• **WHAT YOU NEED TO DO**: Return the listing below word for word.

• **THE RECORDS**:
## BEGIN
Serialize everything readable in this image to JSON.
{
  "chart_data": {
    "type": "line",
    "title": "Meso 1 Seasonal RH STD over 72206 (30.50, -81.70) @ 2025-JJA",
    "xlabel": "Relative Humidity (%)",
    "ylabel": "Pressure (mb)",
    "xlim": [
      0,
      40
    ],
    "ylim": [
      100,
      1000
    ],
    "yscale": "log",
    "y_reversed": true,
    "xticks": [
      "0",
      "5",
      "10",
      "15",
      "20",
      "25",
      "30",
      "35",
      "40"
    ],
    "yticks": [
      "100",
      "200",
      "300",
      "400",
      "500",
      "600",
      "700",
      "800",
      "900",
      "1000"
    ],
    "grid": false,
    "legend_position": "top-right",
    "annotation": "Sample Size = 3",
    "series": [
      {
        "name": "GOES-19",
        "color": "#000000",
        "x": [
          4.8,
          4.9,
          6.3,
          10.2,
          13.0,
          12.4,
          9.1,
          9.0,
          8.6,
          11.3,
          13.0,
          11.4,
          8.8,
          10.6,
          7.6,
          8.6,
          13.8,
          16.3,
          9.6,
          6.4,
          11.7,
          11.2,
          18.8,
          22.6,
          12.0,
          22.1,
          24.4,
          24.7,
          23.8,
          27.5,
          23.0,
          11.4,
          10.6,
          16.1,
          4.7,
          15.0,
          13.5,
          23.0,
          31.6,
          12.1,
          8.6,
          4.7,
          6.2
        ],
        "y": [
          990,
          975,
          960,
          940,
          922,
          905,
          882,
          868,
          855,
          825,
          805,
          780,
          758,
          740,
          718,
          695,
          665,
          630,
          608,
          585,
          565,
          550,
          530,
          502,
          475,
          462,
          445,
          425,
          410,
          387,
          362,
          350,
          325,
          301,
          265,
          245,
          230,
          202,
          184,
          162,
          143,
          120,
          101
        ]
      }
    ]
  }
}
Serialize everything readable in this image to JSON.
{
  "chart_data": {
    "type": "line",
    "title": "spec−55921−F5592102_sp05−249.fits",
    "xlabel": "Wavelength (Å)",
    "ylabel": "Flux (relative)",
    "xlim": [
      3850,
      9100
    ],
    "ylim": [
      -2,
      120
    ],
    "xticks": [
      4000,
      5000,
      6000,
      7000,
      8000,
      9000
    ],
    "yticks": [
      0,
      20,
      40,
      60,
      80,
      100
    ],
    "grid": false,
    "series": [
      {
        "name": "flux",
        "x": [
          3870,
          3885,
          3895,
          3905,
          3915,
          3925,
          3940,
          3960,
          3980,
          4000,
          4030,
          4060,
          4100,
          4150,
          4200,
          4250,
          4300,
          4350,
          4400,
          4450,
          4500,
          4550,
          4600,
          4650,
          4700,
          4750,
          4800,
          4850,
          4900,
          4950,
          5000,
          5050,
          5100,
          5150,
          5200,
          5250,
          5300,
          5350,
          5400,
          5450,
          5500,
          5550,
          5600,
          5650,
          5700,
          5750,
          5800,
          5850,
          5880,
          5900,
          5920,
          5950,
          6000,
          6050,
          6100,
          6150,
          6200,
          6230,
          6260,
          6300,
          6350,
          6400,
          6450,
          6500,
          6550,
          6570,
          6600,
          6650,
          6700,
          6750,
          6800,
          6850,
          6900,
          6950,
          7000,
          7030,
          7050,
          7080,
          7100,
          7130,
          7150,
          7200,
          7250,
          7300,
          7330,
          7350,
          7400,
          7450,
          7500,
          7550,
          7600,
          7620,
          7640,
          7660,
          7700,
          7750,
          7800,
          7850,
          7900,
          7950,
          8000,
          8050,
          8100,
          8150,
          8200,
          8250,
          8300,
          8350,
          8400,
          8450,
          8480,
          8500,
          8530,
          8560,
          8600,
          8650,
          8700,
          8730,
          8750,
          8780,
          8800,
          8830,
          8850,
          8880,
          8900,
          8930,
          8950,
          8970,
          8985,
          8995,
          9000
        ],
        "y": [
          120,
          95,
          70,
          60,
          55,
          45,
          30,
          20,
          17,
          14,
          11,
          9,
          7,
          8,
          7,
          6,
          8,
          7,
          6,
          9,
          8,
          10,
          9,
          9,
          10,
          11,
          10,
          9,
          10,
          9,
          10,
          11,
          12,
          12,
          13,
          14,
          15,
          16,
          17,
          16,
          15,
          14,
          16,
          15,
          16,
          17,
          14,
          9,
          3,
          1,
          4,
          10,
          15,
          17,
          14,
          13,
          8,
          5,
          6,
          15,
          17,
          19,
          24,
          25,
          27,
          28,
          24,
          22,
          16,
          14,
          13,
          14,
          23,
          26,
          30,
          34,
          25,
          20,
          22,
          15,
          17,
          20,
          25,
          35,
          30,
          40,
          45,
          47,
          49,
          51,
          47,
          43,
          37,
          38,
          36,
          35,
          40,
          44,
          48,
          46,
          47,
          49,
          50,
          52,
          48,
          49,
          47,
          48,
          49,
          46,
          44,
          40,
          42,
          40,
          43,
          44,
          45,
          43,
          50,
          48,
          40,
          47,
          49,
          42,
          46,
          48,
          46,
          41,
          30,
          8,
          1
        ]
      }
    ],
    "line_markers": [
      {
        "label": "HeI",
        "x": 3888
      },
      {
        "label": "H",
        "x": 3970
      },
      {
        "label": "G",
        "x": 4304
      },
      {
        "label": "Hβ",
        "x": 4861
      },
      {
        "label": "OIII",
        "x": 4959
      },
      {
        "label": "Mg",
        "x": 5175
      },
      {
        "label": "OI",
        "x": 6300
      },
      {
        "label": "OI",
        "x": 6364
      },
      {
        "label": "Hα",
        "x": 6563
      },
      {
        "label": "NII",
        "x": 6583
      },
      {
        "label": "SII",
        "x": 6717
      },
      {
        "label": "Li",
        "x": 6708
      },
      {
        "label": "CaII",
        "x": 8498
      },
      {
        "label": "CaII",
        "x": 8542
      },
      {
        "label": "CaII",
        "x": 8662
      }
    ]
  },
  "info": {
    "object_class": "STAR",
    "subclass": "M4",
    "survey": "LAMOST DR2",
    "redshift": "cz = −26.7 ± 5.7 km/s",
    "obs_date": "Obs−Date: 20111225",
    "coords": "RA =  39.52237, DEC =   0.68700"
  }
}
## END
• **FINAL RESULT**:
Serialize everything readable in this image to JSON.
{
  "chart_data": {
    "type": "line",
    "title": "Meso 1 Seasonal RH STD over 72206 (30.50, -81.70) @ 2025-JJA",
    "xlabel": "Relative Humidity (%)",
    "ylabel": "Pressure (mb)",
    "xlim": [
      0,
      40
    ],
    "ylim": [
      100,
      1000
    ],
    "yscale": "log",
    "y_reversed": true,
    "xticks": [
      "0",
      "5",
      "10",
      "15",
      "20",
      "25",
      "30",
      "35",
      "40"
    ],
    "yticks": [
      "100",
      "200",
      "300",
      "400",
      "500",
      "600",
      "700",
      "800",
      "900",
      "1000"
    ],
    "grid": false,
    "legend_position": "top-right",
    "annotation": "Sample Size = 3",
    "series": [
      {
        "name": "GOES-19",
        "color": "#000000",
        "x": [
          4.8,
          4.9,
          6.3,
          10.2,
          13.0,
          12.4,
          9.1,
          9.0,
          8.6,
          11.3,
          13.0,
          11.4,
          8.8,
          10.6,
          7.6,
          8.6,
          13.8,
          16.3,
          9.6,
          6.4,
          11.7,
          11.2,
          18.8,
          22.6,
          12.0,
          22.1,
          24.4,
          24.7,
          23.8,
          27.5,
          23.0,
          11.4,
          10.6,
          16.1,
          4.7,
          15.0,
          13.5,
          23.0,
          31.6,
          12.1,
          8.6,
          4.7,
          6.2
        ],
        "y": [
          990,
          975,
          960,
          940,
          922,
          905,
          882,
          868,
          855,
          825,
          805,
          780,
          758,
          740,
          718,
          695,
          665,
          630,
          608,
          585,
          565,
          550,
          530,
          502,
          475,
          462,
          445,
          425,
          410,
          387,
          362,
          350,
          325,
          301,
          265,
          245,
          230,
          202,
          184,
          162,
          143,
          120,
          101
        ]
      }
    ]
  }
}
Serialize everything readable in this image to JSON.
{
  "chart_data": {
    "type": "line",
    "title": "spec−55921−F5592102_sp05−249.fits",
    "xlabel": "Wavelength (Å)",
    "ylabel": "Flux (relative)",
    "xlim": [
      3850,
      9100
    ],
    "ylim": [
      -2,
      120
    ],
    "xticks": [
      4000,
      5000,
      6000,
      7000,
      8000,
      9000
    ],
    "yticks": [
      0,
      20,
      40,
      60,
      80,
      100
    ],
    "grid": false,
    "series": [
      {
        "name": "flux",
        "x": [
          3870,
          3885,
          3895,
          3905,
          3915,
          3925,
          3940,
          3960,
          3980,
          4000,
          4030,
          4060,
          4100,
          4150,
          4200,
          4250,
          4300,
          4350,
          4400,
          4450,
          4500,
          4550,
          4600,
          4650,
          4700,
          4750,
          4800,
          4850,
          4900,
          4950,
          5000,
          5050,
          5100,
          5150,
          5200,
          5250,
          5300,
          5350,
          5400,
          5450,
          5500,
          5550,
          5600,
          5650,
          5700,
          5750,
          5800,
          5850,
          5880,
          5900,
          5920,
          5950,
          6000,
          6050,
          6100,
          6150,
          6200,
          6230,
          6260,
          6300,
          6350,
          6400,
          6450,
          6500,
          6550,
          6570,
          6600,
          6650,
          6700,
          6750,
          6800,
          6850,
          6900,
          6950,
          7000,
          7030,
          7050,
          7080,
          7100,
          7130,
          7150,
          7200,
          7250,
          7300,
          7330,
          7350,
          7400,
          7450,
          7500,
          7550,
          7600,
          7620,
          7640,
          7660,
          7700,
          7750,
          7800,
          7850,
          7900,
          7950,
          8000,
          8050,
          8100,
          8150,
          8200,
          8250,
          8300,
          8350,
          8400,
          8450,
          8480,
          8500,
          8530,
          8560,
          8600,
          8650,
          8700,
          8730,
          8750,
          8780,
          8800,
          8830,
          8850,
          8880,
          8900,
          8930,
          8950,
          8970,
          8985,
          8995,
          9000
        ],
        "y": [
          120,
          95,
          70,
          60,
          55,
          45,
          30,
          20,
          17,
          14,
          11,
          9,
          7,
          8,
          7,
          6,
          8,
          7,
          6,
          9,
          8,
          10,
          9,
          9,
          10,
          11,
          10,
          9,
          10,
          9,
          10,
          11,
          12,
          12,
          13,
          14,
          15,
          16,
          17,
          16,
          15,
          14,
          16,
          15,
          16,
          17,
          14,
          9,
          3,
          1,
          4,
          10,
          15,
          17,
          14,
          13,
          8,
          5,
          6,
          15,
          17,
          19,
          24,
          25,
          27,
          28,
          24,
          22,
          16,
          14,
          13,
          14,
          23,
          26,
          30,
          34,
          25,
          20,
          22,
          15,
          17,
          20,
          25,
          35,
          30,
          40,
          45,
          47,
          49,
          51,
          47,
          43,
          37,
          38,
          36,
          35,
          40,
          44,
          48,
          46,
          47,
          49,
          50,
          52,
          48,
          49,
          47,
          48,
          49,
          46,
          44,
          40,
          42,
          40,
          43,
          44,
          45,
          43,
          50,
          48,
          40,
          47,
          49,
          42,
          46,
          48,
          46,
          41,
          30,
          8,
          1
        ]
      }
    ],
    "line_markers": [
      {
        "label": "HeI",
        "x": 3888
      },
      {
        "label": "H",
        "x": 3970
      },
      {
        "label": "G",
        "x": 4304
      },
      {
        "label": "Hβ",
        "x": 4861
      },
      {
        "label": "OIII",
        "x": 4959
      },
      {
        "label": "Mg",
        "x": 5175
      },
      {
        "label": "OI",
        "x": 6300
      },
      {
        "label": "OI",
        "x": 6364
      },
      {
        "label": "Hα",
        "x": 6563
      },
      {
        "label": "NII",
        "x": 6583
      },
      {
        "label": "SII",
        "x": 6717
      },
      {
        "label": "Li",
        "x": 6708
      },
      {
        "label": "CaII",
        "x": 8498
      },
      {
        "label": "CaII",
        "x": 8542
      },
      {
        "label": "CaII",
        "x": 8662
      }
    ]
  },
  "info": {
    "object_class": "STAR",
    "subclass": "M4",
    "survey": "LAMOST DR2",
    "redshift": "cz = −26.7 ± 5.7 km/s",
    "obs_date": "Obs−Date: 20111225",
    "coords": "RA =  39.52237, DEC =   0.68700"
  }
}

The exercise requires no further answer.